REQUIREMENT – Work out the number of lines containing "text". Answer with nothing but that number.

LISTED ENTRIES –
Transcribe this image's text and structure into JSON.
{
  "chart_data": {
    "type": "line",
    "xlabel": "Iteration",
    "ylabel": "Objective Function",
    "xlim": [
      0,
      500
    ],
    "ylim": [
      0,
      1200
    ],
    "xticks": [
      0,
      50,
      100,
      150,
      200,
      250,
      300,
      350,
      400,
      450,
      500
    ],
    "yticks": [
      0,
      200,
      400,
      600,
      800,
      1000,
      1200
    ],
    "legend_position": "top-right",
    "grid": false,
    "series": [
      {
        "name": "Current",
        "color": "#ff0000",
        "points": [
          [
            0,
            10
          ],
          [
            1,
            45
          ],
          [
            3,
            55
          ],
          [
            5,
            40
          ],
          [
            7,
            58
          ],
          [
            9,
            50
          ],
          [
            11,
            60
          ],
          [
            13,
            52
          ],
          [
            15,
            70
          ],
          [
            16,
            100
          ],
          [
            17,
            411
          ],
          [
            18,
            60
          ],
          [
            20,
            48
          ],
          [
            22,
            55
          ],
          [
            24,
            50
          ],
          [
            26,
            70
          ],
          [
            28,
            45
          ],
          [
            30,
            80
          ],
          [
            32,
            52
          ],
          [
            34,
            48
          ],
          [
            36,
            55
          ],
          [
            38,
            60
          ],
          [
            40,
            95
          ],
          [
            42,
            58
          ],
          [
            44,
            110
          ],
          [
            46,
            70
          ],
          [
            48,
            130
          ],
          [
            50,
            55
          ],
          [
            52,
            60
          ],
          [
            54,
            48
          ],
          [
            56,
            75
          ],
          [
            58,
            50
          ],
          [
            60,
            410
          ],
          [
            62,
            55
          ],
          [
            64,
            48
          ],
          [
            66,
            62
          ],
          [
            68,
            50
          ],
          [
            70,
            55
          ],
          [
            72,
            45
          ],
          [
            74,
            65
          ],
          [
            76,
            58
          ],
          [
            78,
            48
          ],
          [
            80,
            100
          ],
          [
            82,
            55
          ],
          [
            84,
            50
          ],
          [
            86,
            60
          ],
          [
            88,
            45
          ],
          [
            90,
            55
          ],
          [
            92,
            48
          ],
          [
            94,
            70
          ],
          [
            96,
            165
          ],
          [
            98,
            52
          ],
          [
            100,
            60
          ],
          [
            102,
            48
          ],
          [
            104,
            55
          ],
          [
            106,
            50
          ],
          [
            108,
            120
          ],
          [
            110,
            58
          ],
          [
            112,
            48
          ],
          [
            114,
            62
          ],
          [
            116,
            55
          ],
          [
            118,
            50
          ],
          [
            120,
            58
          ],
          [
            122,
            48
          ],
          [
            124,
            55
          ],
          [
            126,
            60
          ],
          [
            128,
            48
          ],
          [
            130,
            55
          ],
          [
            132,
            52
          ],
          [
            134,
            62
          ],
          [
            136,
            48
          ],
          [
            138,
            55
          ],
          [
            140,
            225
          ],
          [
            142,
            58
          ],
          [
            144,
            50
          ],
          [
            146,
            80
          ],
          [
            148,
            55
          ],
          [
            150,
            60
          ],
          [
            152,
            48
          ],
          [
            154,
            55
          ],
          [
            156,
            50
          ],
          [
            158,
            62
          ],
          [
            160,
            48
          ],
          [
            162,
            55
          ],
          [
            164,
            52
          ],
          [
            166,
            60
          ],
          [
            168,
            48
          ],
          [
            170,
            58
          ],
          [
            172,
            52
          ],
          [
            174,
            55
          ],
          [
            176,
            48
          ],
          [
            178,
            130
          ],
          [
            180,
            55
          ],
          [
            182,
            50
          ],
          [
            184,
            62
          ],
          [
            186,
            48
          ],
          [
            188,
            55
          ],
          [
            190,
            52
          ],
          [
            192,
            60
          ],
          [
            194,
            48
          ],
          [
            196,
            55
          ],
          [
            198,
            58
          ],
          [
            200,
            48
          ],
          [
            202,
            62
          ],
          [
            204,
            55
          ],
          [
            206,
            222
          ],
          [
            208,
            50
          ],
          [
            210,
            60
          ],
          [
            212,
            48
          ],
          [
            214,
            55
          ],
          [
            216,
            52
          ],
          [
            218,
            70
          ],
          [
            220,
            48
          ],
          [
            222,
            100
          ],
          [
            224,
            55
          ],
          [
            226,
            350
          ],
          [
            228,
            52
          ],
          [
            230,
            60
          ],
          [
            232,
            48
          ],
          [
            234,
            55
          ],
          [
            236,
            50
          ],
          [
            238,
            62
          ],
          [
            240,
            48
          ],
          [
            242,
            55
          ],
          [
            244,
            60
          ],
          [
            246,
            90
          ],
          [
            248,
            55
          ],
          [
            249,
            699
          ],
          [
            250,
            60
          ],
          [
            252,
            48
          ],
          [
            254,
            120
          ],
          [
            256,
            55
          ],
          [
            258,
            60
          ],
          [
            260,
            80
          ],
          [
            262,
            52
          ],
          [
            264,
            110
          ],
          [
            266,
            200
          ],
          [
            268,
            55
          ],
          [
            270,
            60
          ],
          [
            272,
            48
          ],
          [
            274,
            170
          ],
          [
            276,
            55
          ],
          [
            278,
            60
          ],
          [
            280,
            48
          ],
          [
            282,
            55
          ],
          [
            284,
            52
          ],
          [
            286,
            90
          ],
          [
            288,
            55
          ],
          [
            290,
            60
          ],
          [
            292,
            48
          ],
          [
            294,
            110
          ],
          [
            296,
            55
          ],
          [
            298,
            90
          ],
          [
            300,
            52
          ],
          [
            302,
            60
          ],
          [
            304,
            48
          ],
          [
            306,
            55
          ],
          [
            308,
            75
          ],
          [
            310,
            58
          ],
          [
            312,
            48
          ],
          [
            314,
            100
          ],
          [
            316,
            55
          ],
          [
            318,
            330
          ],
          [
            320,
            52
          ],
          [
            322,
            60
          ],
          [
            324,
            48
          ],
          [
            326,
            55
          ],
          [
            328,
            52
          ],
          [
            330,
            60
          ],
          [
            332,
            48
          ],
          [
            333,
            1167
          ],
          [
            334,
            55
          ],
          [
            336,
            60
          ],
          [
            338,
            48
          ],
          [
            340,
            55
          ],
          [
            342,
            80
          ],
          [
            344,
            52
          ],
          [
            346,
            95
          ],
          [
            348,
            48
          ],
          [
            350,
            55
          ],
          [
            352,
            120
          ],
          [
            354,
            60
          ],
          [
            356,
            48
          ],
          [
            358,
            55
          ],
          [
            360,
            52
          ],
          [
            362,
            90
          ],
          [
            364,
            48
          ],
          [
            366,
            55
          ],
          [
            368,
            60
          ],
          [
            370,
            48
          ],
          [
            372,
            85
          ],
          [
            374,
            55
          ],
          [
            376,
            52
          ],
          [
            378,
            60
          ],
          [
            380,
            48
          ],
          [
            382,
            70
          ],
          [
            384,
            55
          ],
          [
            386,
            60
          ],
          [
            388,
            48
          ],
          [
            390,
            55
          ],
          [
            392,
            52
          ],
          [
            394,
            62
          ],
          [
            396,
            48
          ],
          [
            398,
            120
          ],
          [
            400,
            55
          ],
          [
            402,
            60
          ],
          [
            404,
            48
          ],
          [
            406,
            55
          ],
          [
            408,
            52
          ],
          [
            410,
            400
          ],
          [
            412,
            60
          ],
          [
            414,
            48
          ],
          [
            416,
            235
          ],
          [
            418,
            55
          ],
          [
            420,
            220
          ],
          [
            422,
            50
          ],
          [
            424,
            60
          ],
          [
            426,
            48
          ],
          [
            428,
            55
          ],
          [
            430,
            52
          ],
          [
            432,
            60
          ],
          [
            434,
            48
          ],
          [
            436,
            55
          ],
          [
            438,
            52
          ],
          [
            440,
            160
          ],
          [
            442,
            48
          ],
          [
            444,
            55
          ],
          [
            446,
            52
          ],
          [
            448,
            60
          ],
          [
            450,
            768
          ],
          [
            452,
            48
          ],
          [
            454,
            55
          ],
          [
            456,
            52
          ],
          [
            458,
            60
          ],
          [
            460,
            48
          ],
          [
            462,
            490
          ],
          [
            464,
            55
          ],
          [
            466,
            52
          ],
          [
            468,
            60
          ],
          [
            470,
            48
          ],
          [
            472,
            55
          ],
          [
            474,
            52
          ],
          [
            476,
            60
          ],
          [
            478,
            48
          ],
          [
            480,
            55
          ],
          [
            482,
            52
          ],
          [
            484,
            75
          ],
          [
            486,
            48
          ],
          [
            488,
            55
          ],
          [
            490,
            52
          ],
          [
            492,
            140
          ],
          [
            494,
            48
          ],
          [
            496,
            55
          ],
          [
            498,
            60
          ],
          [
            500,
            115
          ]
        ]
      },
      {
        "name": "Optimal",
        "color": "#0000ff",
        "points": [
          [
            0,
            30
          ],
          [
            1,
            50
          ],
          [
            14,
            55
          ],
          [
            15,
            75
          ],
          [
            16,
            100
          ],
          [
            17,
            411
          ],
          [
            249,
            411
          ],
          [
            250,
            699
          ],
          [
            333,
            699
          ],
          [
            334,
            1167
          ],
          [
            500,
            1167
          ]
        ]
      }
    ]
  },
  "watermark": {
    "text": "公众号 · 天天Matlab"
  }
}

EXERCISE SOLUTION – 2